INSTRUCTIONS FOR THE TASK = Filter the records below and copy every line that contains the string "title". Treat uppercase and lowercase as different.

:: ENTRIES SHOWN ::

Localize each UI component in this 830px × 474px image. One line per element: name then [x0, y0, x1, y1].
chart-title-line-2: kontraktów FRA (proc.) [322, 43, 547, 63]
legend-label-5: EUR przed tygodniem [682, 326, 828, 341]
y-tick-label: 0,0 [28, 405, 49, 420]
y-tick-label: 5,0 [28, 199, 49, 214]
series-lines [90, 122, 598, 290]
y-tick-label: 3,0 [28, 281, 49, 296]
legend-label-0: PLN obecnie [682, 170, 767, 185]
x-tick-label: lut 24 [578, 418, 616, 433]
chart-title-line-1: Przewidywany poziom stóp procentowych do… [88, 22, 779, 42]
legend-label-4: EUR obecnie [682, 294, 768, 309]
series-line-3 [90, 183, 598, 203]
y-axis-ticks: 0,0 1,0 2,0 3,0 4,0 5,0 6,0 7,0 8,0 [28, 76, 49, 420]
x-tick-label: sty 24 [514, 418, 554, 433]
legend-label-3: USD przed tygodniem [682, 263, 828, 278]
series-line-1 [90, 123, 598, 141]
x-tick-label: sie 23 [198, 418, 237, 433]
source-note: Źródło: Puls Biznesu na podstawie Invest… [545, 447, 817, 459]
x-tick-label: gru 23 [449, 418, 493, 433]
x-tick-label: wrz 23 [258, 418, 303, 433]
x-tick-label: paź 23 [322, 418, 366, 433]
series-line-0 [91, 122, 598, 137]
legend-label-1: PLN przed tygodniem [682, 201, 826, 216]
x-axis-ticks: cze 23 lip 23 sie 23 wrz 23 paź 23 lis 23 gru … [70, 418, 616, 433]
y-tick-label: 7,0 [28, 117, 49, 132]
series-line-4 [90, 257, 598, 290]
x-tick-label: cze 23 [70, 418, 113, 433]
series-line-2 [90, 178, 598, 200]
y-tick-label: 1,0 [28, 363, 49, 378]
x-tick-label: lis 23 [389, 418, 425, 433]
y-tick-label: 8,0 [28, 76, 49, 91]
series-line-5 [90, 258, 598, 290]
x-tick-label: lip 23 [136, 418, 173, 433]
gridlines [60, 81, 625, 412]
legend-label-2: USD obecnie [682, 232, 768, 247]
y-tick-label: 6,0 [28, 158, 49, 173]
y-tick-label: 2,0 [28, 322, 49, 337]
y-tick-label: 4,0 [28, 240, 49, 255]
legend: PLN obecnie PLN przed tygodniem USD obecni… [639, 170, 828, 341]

:::

ANSWER =
chart-title-line-2: kontraktów FRA (proc.) [322, 43, 547, 63]
chart-title-line-1: Przewidywany poziom stóp procentowych do… [88, 22, 779, 42]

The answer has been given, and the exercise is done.